Every line holding the string "stored" should be gathered.

## begin

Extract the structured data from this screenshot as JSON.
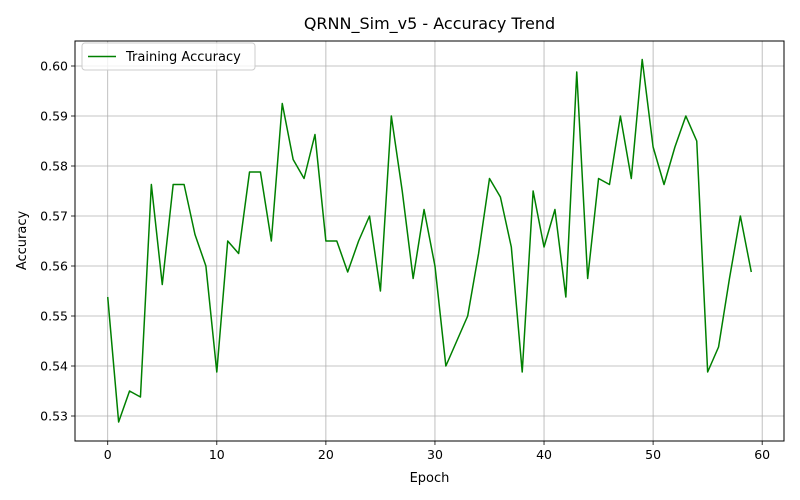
{
  "chart_data": {
    "type": "line",
    "title": "QRNN_Sim_v5 - Accuracy Trend",
    "xlabel": "Epoch",
    "ylabel": "Accuracy",
    "xlim": [
      -3,
      62
    ],
    "ylim": [
      0.525,
      0.605
    ],
    "xticks": [
      0,
      10,
      20,
      30,
      40,
      50,
      60
    ],
    "yticks": [
      0.53,
      0.54,
      0.55,
      0.56,
      0.57,
      0.58,
      0.59,
      0.6
    ],
    "ytick_labels": [
      "0.53",
      "0.54",
      "0.55",
      "0.56",
      "0.57",
      "0.58",
      "0.59",
      "0.60"
    ],
    "grid": true,
    "legend_position": "top-left",
    "series": [
      {
        "name": "Training Accuracy",
        "color": "#008000",
        "x": [
          0,
          1,
          2,
          3,
          4,
          5,
          6,
          7,
          8,
          9,
          10,
          11,
          12,
          13,
          14,
          15,
          16,
          17,
          18,
          19,
          20,
          21,
          22,
          23,
          24,
          25,
          26,
          27,
          28,
          29,
          30,
          31,
          32,
          33,
          34,
          35,
          36,
          37,
          38,
          39,
          40,
          41,
          42,
          43,
          44,
          45,
          46,
          47,
          48,
          49,
          50,
          51,
          52,
          53,
          54,
          55,
          56,
          57,
          58,
          59
        ],
        "values": [
          0.5538,
          0.5288,
          0.535,
          0.5338,
          0.5763,
          0.5563,
          0.5763,
          0.5763,
          0.5663,
          0.56,
          0.5388,
          0.565,
          0.5625,
          0.5788,
          0.5788,
          0.565,
          0.5925,
          0.5813,
          0.5775,
          0.5863,
          0.565,
          0.565,
          0.5588,
          0.565,
          0.57,
          0.555,
          0.59,
          0.575,
          0.5575,
          0.5713,
          0.56,
          0.54,
          0.545,
          0.55,
          0.5625,
          0.5775,
          0.5738,
          0.5638,
          0.5388,
          0.575,
          0.5638,
          0.5713,
          0.5538,
          0.5988,
          0.5575,
          0.5775,
          0.5763,
          0.59,
          0.5775,
          0.6013,
          0.5838,
          0.5763,
          0.5838,
          0.59,
          0.585,
          0.5388,
          0.5438,
          0.5575,
          0.57,
          0.5588
        ]
      }
    ]
  }
}
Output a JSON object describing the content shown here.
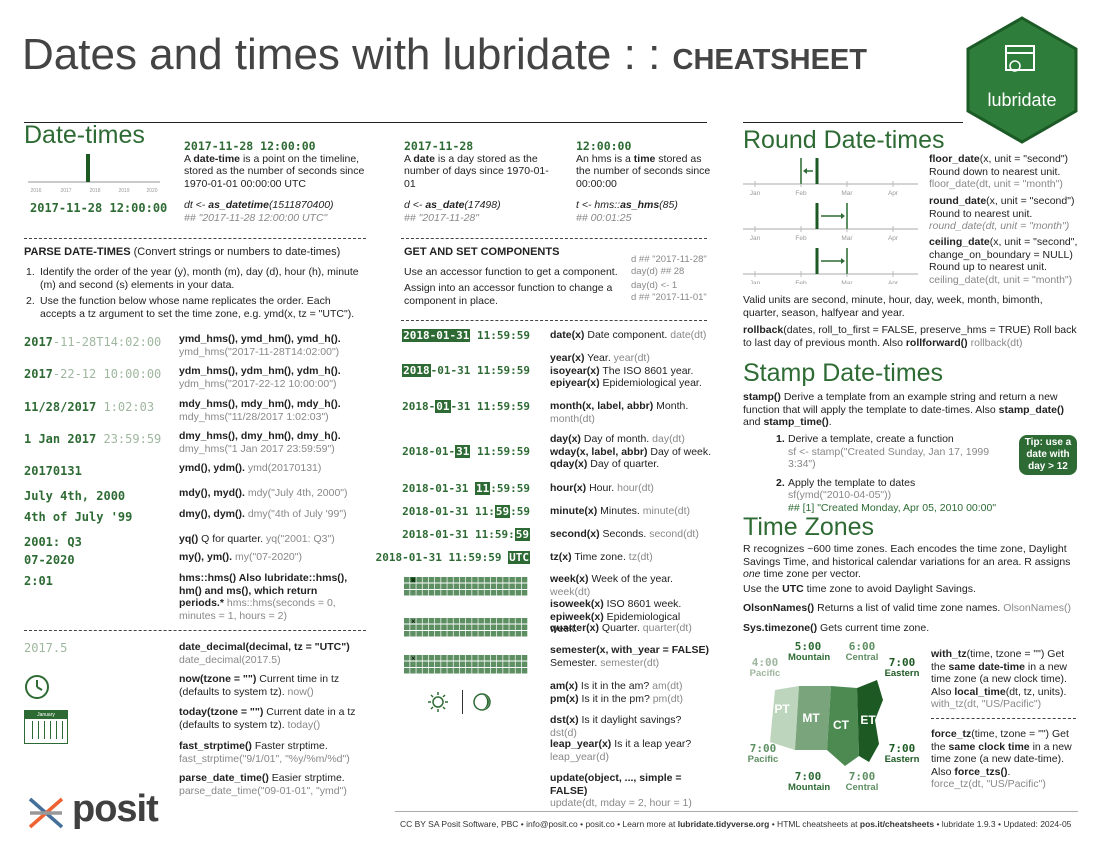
{
  "header": {
    "title": "Dates and times with lubridate : :",
    "cheatsheet": "CHEATSHEET",
    "logo_text": "lubridate"
  },
  "datetimes": {
    "title": "Date-times",
    "timeline_labels": [
      "2016",
      "2017",
      "2018",
      "2019",
      "2020"
    ],
    "dt_value": "2017-11-28 12:00:00",
    "dt_head": "2017-11-28 12:00:00",
    "dt_desc_pre": "A ",
    "dt_desc_b": "date-time",
    "dt_desc_post": " is a point on the timeline, stored as the number of seconds since 1970-01-01 00:00:00 UTC",
    "dt_code": "dt <- ",
    "dt_code_fn": "as_datetime",
    "dt_code_arg": "(1511870400)",
    "dt_result": "## \"2017-11-28 12:00:00 UTC\"",
    "date_head": "2017-11-28",
    "date_desc_pre": "A ",
    "date_desc_b": "date",
    "date_desc_post": " is a day stored as the number of days since 1970-01-01",
    "date_code": "d <- ",
    "date_code_fn": "as_date",
    "date_code_arg": "(17498)",
    "date_result": "## \"2017-11-28\"",
    "hms_head": "12:00:00",
    "hms_desc_pre": "An hms is a ",
    "hms_desc_b": "time",
    "hms_desc_post": " stored as the number of seconds since 00:00:00",
    "hms_code": "t <- hms::",
    "hms_code_fn": "as_hms",
    "hms_code_arg": "(85)",
    "hms_result": "## 00:01:25"
  },
  "parse": {
    "title": "PARSE DATE-TIMES",
    "subtitle": " (Convert strings or numbers to date-times)",
    "step1": "Identify the order of the year (y), month (m), day (d), hour (h), minute (m) and second (s) elements in your data.",
    "step2": "Use the function below whose name replicates the order. Each accepts a tz argument to set the time zone, e.g. ymd(x, tz = \"UTC\").",
    "rows": [
      {
        "ex_a": "2017",
        "ex_b": "-11-28T14:02:00",
        "fn": "ymd_hms(), ymd_hm(), ymd_h().",
        "sub": "ymd_hms(\"2017-11-28T14:02:00\")"
      },
      {
        "ex_a": "2017",
        "ex_b": "-22-12 10:00:00",
        "fn": "ydm_hms(), ydm_hm(), ydm_h().",
        "sub": "ydm_hms(\"2017-22-12 10:00:00\")"
      },
      {
        "ex_a": "11/28/2017",
        "ex_b": " 1:02:03",
        "fn": "mdy_hms(), mdy_hm(), mdy_h().",
        "sub": "mdy_hms(\"11/28/2017 1:02:03\")"
      },
      {
        "ex_a": "1 Jan 2017",
        "ex_b": " 23:59:59",
        "fn": "dmy_hms(), dmy_hm(), dmy_h().",
        "sub": "dmy_hms(\"1 Jan 2017 23:59:59\")"
      },
      {
        "ex_a": "20170131",
        "ex_b": "",
        "fn": "ymd(), ydm().",
        "sub": "ymd(20170131)"
      },
      {
        "ex_a": "July 4th, 2000",
        "ex_b": "",
        "fn": "mdy(), myd().",
        "sub": "mdy(\"July 4th, 2000\")"
      },
      {
        "ex_a": "4th of July '99",
        "ex_b": "",
        "fn": "dmy(), dym().",
        "sub": "dmy(\"4th of July '99\")"
      },
      {
        "ex_a": "2001: Q3",
        "ex_b": "",
        "fn": "yq()",
        "fn_post": " Q for quarter.",
        "sub": "yq(\"2001: Q3\")"
      },
      {
        "ex_a": "07-2020",
        "ex_b": "",
        "fn": "my(), ym().",
        "sub": "my(\"07-2020\")"
      },
      {
        "ex_a": "2:01",
        "ex_b": "",
        "fn": "hms::hms() Also lubridate::hms(), hm() and ms(), which return periods.*",
        "sub": "hms::hms(seconds = 0, minutes = 1, hours = 2)"
      }
    ],
    "decimal_ex": "2017.5",
    "decimal_fn": "date_decimal(decimal, tz = \"UTC\")",
    "decimal_sub": "date_decimal(2017.5)",
    "now_fn": "now(tzone = \"\")",
    "now_desc": " Current time in tz (defaults to system tz).",
    "now_sub": " now()",
    "today_fn": "today(tzone = \"\")",
    "today_desc": " Current date in a tz (defaults to system tz).",
    "today_sub": " today()",
    "calendar_label": "January",
    "fast_fn": "fast_strptime()",
    "fast_desc": " Faster strptime.",
    "fast_sub": "fast_strptime(\"9/1/01\", \"%y/%m/%d\")",
    "pdt_fn": "parse_date_time()",
    "pdt_desc": " Easier strptime.",
    "pdt_sub": "parse_date_time(\"09-01-01\", \"ymd\")"
  },
  "getset": {
    "title": "GET AND SET COMPONENTS",
    "use_text": "Use an accessor function to get a component.",
    "assign_text": "Assign into an accessor function to change a component in place.",
    "code1": "d ## \"2017-11-28\"",
    "code2": "day(d) ## 28",
    "code3": "day(d) <- 1",
    "code4": "d ## \"2017-11-01\"",
    "rows": [
      {
        "pre": "",
        "chip": "2018-01-31",
        "post": " 11:59:59",
        "fn": "date(x)",
        "desc": " Date component.",
        "sub": " date(dt)"
      },
      {
        "pre": "",
        "chip": "2018",
        "post": "-01-31 11:59:59",
        "fn": "year(x)",
        "desc": " Year.",
        "sub": " year(dt)",
        "fn2": "isoyear(x)",
        "desc2": " The ISO 8601 year.",
        "fn3": "epiyear(x)",
        "desc3": " Epidemiological year."
      },
      {
        "pre": "2018-",
        "chip": "01",
        "post": "-31 11:59:59",
        "fn": "month(x, label, abbr)",
        "desc": " Month.",
        "sub": "month(dt)"
      },
      {
        "pre": "2018-01-",
        "chip": "31",
        "post": " 11:59:59",
        "fn": "day(x)",
        "desc": " Day of month.",
        "sub": " day(dt)",
        "fn2": "wday(x, label, abbr)",
        "desc2": " Day of week.",
        "fn3": "qday(x)",
        "desc3": " Day of quarter."
      },
      {
        "pre": "2018-01-31 ",
        "chip": "11",
        "post": ":59:59",
        "fn": "hour(x)",
        "desc": " Hour.",
        "sub": " hour(dt)"
      },
      {
        "pre": "2018-01-31 11:",
        "chip": "59",
        "post": ":59",
        "fn": "minute(x)",
        "desc": " Minutes.",
        "sub": " minute(dt)"
      },
      {
        "pre": "2018-01-31 11:59:",
        "chip": "59",
        "post": "",
        "fn": "second(x)",
        "desc": " Seconds.",
        "sub": " second(dt)"
      },
      {
        "pre": "2018-01-31 11:59:59 ",
        "chip": "UTC",
        "post": "",
        "fn": "tz(x)",
        "desc": " Time zone.",
        "sub": " tz(dt)"
      }
    ],
    "week_fn": "week(x)",
    "week_desc": " Week of the year.",
    "week_sub": " week(dt)",
    "isoweek_fn": "isoweek(x)",
    "isoweek_desc": " ISO 8601 week.",
    "epiweek_fn": "epiweek(x)",
    "epiweek_desc": " Epidemiological week.",
    "quarter_fn": "quarter(x)",
    "quarter_desc": " Quarter.",
    "quarter_sub": " quarter(dt)",
    "semester_fn": "semester(x, with_year = FALSE)",
    "semester_desc": "Semester.",
    "semester_sub": " semester(dt)",
    "am_fn": "am(x)",
    "am_desc": " Is it in the am?",
    "am_sub": " am(dt)",
    "pm_fn": "pm(x)",
    "pm_desc": " Is it in the pm?",
    "pm_sub": " pm(dt)",
    "dst_fn": "dst(x)",
    "dst_desc": " Is it daylight savings?",
    "dst_sub": " dst(d)",
    "leap_fn": "leap_year(x)",
    "leap_desc": " Is it a leap year?",
    "leap_sub": "leap_year(d)",
    "update_fn": "update(object, ..., simple = FALSE)",
    "update_sub": "update(dt, mday = 2, hour = 1)"
  },
  "round": {
    "title": "Round Date-times",
    "axis_labels": [
      "Jan",
      "Feb",
      "Mar",
      "Apr"
    ],
    "floor_fn": "floor_date",
    "floor_args": "(x, unit = \"second\")",
    "floor_desc": "Round down to nearest unit.",
    "floor_sub": "floor_date(dt, unit = \"month\")",
    "round_fn": "round_date",
    "round_args": "(x, unit = \"second\")",
    "round_desc": "Round to nearest unit.",
    "round_sub": "round_date(dt, unit = \"month\")",
    "ceil_fn": "ceiling_date",
    "ceil_args": "(x, unit = \"second\", change_on_boundary = NULL)",
    "ceil_desc": "Round up to nearest unit.",
    "ceil_sub": "ceiling_date(dt, unit = \"month\")",
    "units": "Valid units are second, minute, hour, day, week, month, bimonth, quarter, season, halfyear and year.",
    "rollback_fn": "rollback",
    "rollback_args": "(dates, roll_to_first = FALSE, preserve_hms = TRUE)",
    "rollback_desc": " Roll back to last day of previous month. Also ",
    "rollforward_fn": "rollforward()",
    "rollback_sub": " rollback(dt)"
  },
  "stamp": {
    "title": "Stamp Date-times",
    "stamp_fn": "stamp()",
    "stamp_desc": " Derive a template from an example string and return a new function that will apply the template to date-times. Also ",
    "stamp_date": "stamp_date()",
    "and": " and ",
    "stamp_time": "stamp_time()",
    "end": ".",
    "step1": "Derive a template, create a function",
    "step1_code": "sf <- stamp(\"Created Sunday, Jan 17, 1999 3:34\")",
    "step2": "Apply the template to dates",
    "step2_code": "sf(ymd(\"2010-04-05\"))",
    "step2_result": "## [1] \"Created Monday, Apr 05, 2010 00:00\"",
    "tip": "Tip: use a date with day > 12"
  },
  "tz": {
    "title": "Time Zones",
    "desc_pre": "R recognizes ~600 time zones. Each encodes the time zone, Daylight Savings Time, and historical calendar variations for an area. R assigns ",
    "desc_it": "one",
    "desc_post": " time zone per vector.",
    "utc_pre": "Use the ",
    "utc_b": "UTC",
    "utc_post": " time zone to avoid Daylight Savings.",
    "olson_fn": "OlsonNames()",
    "olson_desc": " Returns a list of valid time zone names.",
    "olson_sub": " OlsonNames()",
    "systz_fn": "Sys.timezone()",
    "systz_desc": " Gets current time zone.",
    "map_top": [
      {
        "time": "4:00",
        "zone": "Pacific"
      },
      {
        "time": "5:00",
        "zone": "Mountain"
      },
      {
        "time": "6:00",
        "zone": "Central"
      },
      {
        "time": "7:00",
        "zone": "Eastern"
      }
    ],
    "map_bottom": [
      {
        "time": "7:00",
        "zone": "Pacific"
      },
      {
        "time": "7:00",
        "zone": "Mountain"
      },
      {
        "time": "7:00",
        "zone": "Central"
      },
      {
        "time": "7:00",
        "zone": "Eastern"
      }
    ],
    "map_zones": [
      "PT",
      "MT",
      "CT",
      "ET"
    ],
    "withtz_fn": "with_tz",
    "withtz_args": "(time, tzone = \"\")",
    "withtz_desc1": " Get the ",
    "withtz_b": "same date-time",
    "withtz_desc2": " in a new time zone (a new clock time). Also ",
    "localtime_fn": "local_time",
    "localtime_args": "(dt, tz, units).",
    "withtz_sub": " with_tz(dt, \"US/Pacific\")",
    "forcetz_fn": "force_tz",
    "forcetz_args": "(time, tzone = \"\")",
    "forcetz_desc1": " Get the ",
    "forcetz_b": "same clock time",
    "forcetz_desc2": " in a new time zone (a new date-time). Also ",
    "forcetzs_fn": "force_tzs()",
    "forcetzs_end": ".",
    "forcetz_sub": "force_tz(dt, \"US/Pacific\")"
  },
  "footer": {
    "posit": "posit",
    "text_pre": "CC BY SA Posit Software, PBC  •  info@posit.co  •  posit.co  •  Learn more at ",
    "learn_link": "lubridate.tidyverse.org",
    "text_mid": "  •  HTML cheatsheets at ",
    "html_link": "pos.it/cheatsheets",
    "text_post": "  •  lubridate  1.9.3  •  Updated:  2024-05"
  },
  "colors": {
    "accent": "#2e6b34",
    "light": "#9fb79f"
  }
}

## end

■ **Solution for this exercise**
    "dt_desc_post": " is a point on the timeline, stored as the number of seconds since 1970-01-01 00:00:00 UTC",
    "date_desc_post": " is a day stored as the number of days since 1970-01-01",
    "hms_desc_post": " stored as the number of seconds since 00:00:00",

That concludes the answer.